YOUR INSTRUCTIONS. Each line that includes the word "потому" counts once; give the total and nothing more.

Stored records
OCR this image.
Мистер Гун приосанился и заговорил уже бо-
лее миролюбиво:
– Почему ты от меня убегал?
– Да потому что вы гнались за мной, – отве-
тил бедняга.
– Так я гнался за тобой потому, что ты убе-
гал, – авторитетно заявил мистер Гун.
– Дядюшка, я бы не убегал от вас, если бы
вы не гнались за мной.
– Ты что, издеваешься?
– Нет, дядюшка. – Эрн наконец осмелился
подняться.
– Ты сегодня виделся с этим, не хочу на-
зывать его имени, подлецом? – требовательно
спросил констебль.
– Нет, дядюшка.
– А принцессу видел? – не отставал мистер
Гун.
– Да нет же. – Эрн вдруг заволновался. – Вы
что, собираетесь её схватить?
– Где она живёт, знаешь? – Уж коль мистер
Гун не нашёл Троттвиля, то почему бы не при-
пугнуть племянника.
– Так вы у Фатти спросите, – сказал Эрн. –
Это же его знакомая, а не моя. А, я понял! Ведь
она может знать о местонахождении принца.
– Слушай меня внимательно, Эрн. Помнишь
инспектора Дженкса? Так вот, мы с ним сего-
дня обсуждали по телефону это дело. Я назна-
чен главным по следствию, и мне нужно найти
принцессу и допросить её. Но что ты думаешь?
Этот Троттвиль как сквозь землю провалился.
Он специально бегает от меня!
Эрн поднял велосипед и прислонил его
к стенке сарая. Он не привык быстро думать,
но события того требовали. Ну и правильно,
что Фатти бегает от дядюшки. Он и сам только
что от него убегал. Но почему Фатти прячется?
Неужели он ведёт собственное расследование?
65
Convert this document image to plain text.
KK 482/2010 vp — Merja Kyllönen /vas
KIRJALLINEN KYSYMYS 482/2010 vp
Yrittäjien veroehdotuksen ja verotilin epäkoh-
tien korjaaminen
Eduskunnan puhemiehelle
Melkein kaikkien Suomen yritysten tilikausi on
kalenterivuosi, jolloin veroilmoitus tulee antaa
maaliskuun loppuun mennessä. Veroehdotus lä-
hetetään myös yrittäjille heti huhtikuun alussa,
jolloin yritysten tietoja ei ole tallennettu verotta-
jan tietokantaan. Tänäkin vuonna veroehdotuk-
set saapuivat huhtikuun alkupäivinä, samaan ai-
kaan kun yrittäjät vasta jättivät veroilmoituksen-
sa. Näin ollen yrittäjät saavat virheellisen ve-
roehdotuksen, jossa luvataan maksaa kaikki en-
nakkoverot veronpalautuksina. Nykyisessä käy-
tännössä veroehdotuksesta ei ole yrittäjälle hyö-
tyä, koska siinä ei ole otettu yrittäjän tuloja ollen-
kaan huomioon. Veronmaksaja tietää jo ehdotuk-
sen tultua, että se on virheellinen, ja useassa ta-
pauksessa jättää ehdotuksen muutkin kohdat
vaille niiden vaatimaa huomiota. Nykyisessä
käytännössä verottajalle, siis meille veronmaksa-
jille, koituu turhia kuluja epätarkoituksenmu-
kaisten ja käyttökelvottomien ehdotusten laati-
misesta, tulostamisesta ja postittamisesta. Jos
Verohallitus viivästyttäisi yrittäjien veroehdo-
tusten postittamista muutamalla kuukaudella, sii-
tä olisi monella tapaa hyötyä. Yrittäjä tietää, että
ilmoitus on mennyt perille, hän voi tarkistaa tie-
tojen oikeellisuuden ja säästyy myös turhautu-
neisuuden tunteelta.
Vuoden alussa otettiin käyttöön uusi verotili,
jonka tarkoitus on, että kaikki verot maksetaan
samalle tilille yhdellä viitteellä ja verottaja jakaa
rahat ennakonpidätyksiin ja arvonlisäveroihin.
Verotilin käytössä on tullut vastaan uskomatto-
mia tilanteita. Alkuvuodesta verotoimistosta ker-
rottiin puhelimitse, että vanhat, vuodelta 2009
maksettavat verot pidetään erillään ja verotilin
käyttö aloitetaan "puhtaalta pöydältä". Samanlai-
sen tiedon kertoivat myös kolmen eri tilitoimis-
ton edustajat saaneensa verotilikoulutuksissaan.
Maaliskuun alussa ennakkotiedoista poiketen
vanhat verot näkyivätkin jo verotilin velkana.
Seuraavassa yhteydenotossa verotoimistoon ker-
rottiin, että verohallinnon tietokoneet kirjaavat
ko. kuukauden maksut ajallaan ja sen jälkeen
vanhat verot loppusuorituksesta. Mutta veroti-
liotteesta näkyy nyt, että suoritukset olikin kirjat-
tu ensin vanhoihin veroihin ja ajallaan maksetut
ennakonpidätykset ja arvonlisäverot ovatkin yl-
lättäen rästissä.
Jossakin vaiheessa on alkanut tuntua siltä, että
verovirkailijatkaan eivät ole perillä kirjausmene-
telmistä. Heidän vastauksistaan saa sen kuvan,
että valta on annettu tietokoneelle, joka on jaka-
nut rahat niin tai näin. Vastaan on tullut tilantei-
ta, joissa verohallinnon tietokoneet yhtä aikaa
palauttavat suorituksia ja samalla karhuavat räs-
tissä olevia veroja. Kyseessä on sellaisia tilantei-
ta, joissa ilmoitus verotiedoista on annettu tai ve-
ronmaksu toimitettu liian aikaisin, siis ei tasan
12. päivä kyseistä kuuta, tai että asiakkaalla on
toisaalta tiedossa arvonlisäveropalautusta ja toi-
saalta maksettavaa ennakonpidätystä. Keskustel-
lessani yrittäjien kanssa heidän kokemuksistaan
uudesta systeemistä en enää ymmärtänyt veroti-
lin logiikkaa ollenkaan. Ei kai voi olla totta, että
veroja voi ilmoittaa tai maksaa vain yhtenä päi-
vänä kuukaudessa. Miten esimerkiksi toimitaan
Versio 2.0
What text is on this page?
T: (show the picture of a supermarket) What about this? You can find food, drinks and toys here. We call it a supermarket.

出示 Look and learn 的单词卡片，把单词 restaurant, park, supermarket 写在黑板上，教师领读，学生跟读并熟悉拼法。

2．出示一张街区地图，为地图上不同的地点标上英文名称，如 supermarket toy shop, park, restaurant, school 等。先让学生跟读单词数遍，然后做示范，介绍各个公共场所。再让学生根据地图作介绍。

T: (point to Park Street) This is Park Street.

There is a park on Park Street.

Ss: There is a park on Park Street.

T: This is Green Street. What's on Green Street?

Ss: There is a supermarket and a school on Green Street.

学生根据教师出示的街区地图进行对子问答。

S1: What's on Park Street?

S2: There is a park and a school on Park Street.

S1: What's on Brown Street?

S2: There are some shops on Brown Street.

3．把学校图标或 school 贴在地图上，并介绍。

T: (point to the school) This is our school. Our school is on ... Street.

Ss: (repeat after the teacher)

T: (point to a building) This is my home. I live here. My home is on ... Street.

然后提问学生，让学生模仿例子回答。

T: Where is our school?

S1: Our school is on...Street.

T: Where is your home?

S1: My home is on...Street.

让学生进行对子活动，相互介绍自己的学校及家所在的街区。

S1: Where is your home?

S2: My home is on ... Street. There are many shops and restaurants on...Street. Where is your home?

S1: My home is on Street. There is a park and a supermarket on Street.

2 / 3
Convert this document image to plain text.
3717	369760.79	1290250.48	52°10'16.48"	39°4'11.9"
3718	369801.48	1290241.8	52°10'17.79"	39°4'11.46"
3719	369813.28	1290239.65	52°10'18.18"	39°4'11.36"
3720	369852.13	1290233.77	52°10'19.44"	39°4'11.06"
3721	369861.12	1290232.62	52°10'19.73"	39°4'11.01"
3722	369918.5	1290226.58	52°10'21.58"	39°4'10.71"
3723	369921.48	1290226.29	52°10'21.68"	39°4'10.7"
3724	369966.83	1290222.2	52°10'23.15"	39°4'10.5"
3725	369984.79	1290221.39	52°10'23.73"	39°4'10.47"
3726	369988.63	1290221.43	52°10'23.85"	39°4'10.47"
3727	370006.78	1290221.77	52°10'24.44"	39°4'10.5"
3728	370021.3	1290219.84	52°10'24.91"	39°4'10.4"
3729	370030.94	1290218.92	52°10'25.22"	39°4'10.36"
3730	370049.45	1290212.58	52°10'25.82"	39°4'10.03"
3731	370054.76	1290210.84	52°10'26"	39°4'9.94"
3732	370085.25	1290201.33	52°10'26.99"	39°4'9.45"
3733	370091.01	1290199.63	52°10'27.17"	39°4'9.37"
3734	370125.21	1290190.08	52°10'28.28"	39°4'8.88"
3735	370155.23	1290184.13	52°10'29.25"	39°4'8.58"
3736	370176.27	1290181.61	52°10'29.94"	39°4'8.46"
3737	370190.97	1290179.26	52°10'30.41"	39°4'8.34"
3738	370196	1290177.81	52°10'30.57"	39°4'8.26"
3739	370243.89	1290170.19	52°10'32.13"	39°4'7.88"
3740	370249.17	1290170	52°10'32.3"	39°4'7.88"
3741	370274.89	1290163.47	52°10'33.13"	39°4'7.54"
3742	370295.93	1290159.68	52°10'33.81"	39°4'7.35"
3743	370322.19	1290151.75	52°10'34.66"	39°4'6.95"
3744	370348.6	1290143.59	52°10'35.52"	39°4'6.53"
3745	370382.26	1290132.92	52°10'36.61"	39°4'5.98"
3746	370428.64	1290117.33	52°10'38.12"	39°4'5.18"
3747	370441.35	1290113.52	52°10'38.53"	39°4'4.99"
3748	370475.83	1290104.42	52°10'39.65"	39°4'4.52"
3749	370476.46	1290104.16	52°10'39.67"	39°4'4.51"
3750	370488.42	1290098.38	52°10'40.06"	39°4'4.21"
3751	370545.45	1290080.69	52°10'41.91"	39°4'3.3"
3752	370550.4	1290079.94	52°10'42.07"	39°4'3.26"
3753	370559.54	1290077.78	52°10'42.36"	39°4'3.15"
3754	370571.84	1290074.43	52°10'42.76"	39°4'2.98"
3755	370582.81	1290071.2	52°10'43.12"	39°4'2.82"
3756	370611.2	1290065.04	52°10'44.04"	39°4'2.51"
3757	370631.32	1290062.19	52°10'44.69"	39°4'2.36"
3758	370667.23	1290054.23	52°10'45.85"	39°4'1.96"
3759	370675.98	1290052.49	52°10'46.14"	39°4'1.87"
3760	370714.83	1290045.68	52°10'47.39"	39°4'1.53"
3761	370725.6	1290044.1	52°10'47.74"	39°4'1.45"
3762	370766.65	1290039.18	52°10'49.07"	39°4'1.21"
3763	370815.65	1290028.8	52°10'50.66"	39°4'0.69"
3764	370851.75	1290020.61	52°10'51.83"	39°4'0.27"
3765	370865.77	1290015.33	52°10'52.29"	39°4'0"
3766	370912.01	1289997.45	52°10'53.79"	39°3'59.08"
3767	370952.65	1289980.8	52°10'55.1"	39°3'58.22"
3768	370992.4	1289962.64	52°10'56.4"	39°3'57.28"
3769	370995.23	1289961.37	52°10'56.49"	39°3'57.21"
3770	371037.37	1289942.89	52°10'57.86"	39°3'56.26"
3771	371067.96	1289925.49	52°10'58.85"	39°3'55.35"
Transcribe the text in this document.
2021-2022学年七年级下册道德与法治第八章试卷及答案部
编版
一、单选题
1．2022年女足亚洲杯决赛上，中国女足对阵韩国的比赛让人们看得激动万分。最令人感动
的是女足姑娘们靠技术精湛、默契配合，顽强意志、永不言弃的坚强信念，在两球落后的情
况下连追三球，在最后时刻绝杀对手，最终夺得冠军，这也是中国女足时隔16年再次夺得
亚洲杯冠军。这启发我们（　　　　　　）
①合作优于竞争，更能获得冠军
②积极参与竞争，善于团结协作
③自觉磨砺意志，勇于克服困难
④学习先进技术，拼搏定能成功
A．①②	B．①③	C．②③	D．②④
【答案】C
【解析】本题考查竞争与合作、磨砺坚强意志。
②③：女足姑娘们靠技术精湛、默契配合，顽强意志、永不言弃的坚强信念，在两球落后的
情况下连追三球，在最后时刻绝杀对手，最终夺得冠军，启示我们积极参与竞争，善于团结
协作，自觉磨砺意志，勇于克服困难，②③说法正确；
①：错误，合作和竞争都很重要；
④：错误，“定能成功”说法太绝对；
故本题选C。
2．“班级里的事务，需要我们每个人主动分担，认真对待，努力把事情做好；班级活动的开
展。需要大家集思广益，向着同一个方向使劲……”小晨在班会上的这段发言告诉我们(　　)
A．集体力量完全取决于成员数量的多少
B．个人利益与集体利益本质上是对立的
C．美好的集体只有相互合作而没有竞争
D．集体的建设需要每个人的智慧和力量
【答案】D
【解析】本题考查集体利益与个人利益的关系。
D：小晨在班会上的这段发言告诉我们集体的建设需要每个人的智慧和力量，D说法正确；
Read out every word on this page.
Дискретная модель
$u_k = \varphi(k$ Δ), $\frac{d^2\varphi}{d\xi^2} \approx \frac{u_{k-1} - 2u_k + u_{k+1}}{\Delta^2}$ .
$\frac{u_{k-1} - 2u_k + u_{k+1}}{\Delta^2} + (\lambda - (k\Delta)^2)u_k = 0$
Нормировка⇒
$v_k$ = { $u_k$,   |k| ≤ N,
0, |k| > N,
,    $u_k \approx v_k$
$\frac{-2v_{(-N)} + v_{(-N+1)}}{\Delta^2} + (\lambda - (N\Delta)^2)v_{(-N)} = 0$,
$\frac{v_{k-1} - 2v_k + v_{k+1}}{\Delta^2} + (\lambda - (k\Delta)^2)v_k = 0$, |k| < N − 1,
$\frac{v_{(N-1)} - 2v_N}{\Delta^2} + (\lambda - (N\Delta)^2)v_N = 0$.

WRITTEN RESPONSE. 2